WRITTEN TASK: Write the records out again, keeping each line exactly as it is.
::::::
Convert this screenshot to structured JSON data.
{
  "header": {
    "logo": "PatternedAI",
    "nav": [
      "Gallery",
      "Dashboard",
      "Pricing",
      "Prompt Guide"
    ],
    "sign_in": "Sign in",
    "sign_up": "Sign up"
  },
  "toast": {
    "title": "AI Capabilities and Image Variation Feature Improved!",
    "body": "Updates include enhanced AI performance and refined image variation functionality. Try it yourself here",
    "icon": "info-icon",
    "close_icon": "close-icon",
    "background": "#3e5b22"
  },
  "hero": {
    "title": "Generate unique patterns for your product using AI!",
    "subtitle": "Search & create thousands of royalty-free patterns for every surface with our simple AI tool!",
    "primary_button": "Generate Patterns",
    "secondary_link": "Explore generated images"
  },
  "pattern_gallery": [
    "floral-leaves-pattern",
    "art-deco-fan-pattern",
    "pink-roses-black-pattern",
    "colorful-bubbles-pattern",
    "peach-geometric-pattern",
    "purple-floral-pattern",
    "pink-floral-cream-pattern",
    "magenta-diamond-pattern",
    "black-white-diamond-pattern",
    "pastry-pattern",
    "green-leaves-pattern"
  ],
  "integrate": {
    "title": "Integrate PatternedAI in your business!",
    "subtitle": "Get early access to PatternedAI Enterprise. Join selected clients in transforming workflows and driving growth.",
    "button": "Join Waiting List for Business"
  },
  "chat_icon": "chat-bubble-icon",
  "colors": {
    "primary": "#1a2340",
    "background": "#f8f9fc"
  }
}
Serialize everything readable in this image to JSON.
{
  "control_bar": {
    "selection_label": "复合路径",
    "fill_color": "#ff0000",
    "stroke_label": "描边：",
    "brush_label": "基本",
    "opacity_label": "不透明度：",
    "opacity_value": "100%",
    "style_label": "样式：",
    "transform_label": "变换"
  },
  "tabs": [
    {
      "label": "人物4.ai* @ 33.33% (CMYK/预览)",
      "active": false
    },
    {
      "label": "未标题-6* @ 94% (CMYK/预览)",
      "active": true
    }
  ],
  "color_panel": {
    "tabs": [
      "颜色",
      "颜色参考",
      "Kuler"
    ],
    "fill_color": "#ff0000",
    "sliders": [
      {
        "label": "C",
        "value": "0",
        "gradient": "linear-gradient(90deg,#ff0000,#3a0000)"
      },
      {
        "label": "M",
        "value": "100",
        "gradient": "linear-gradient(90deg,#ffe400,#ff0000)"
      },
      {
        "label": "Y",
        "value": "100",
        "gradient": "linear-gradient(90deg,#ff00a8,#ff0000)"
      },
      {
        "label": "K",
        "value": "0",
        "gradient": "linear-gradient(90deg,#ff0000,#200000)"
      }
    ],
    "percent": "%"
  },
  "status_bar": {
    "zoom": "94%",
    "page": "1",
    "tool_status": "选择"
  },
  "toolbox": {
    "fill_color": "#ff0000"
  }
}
::::::
WRITTEN ANSWER:
Convert this screenshot to structured JSON data.
{
  "header": {
    "logo": "PatternedAI",
    "nav": [
      "Gallery",
      "Dashboard",
      "Pricing",
      "Prompt Guide"
    ],
    "sign_in": "Sign in",
    "sign_up": "Sign up"
  },
  "toast": {
    "title": "AI Capabilities and Image Variation Feature Improved!",
    "body": "Updates include enhanced AI performance and refined image variation functionality. Try it yourself here",
    "icon": "info-icon",
    "close_icon": "close-icon",
    "background": "#3e5b22"
  },
  "hero": {
    "title": "Generate unique patterns for your product using AI!",
    "subtitle": "Search & create thousands of royalty-free patterns for every surface with our simple AI tool!",
    "primary_button": "Generate Patterns",
    "secondary_link": "Explore generated images"
  },
  "pattern_gallery": [
    "floral-leaves-pattern",
    "art-deco-fan-pattern",
    "pink-roses-black-pattern",
    "colorful-bubbles-pattern",
    "peach-geometric-pattern",
    "purple-floral-pattern",
    "pink-floral-cream-pattern",
    "magenta-diamond-pattern",
    "black-white-diamond-pattern",
    "pastry-pattern",
    "green-leaves-pattern"
  ],
  "integrate": {
    "title": "Integrate PatternedAI in your business!",
    "subtitle": "Get early access to PatternedAI Enterprise. Join selected clients in transforming workflows and driving growth.",
    "button": "Join Waiting List for Business"
  },
  "chat_icon": "chat-bubble-icon",
  "colors": {
    "primary": "#1a2340",
    "background": "#f8f9fc"
  }
}
Serialize everything readable in this image to JSON.
{
  "control_bar": {
    "selection_label": "复合路径",
    "fill_color": "#ff0000",
    "stroke_label": "描边：",
    "brush_label": "基本",
    "opacity_label": "不透明度：",
    "opacity_value": "100%",
    "style_label": "样式：",
    "transform_label": "变换"
  },
  "tabs": [
    {
      "label": "人物4.ai* @ 33.33% (CMYK/预览)",
      "active": false
    },
    {
      "label": "未标题-6* @ 94% (CMYK/预览)",
      "active": true
    }
  ],
  "color_panel": {
    "tabs": [
      "颜色",
      "颜色参考",
      "Kuler"
    ],
    "fill_color": "#ff0000",
    "sliders": [
      {
        "label": "C",
        "value": "0",
        "gradient": "linear-gradient(90deg,#ff0000,#3a0000)"
      },
      {
        "label": "M",
        "value": "100",
        "gradient": "linear-gradient(90deg,#ffe400,#ff0000)"
      },
      {
        "label": "Y",
        "value": "100",
        "gradient": "linear-gradient(90deg,#ff00a8,#ff0000)"
      },
      {
        "label": "K",
        "value": "0",
        "gradient": "linear-gradient(90deg,#ff0000,#200000)"
      }
    ],
    "percent": "%"
  },
  "status_bar": {
    "zoom": "94%",
    "page": "1",
    "tool_status": "选择"
  },
  "toolbox": {
    "fill_color": "#ff0000"
  }
}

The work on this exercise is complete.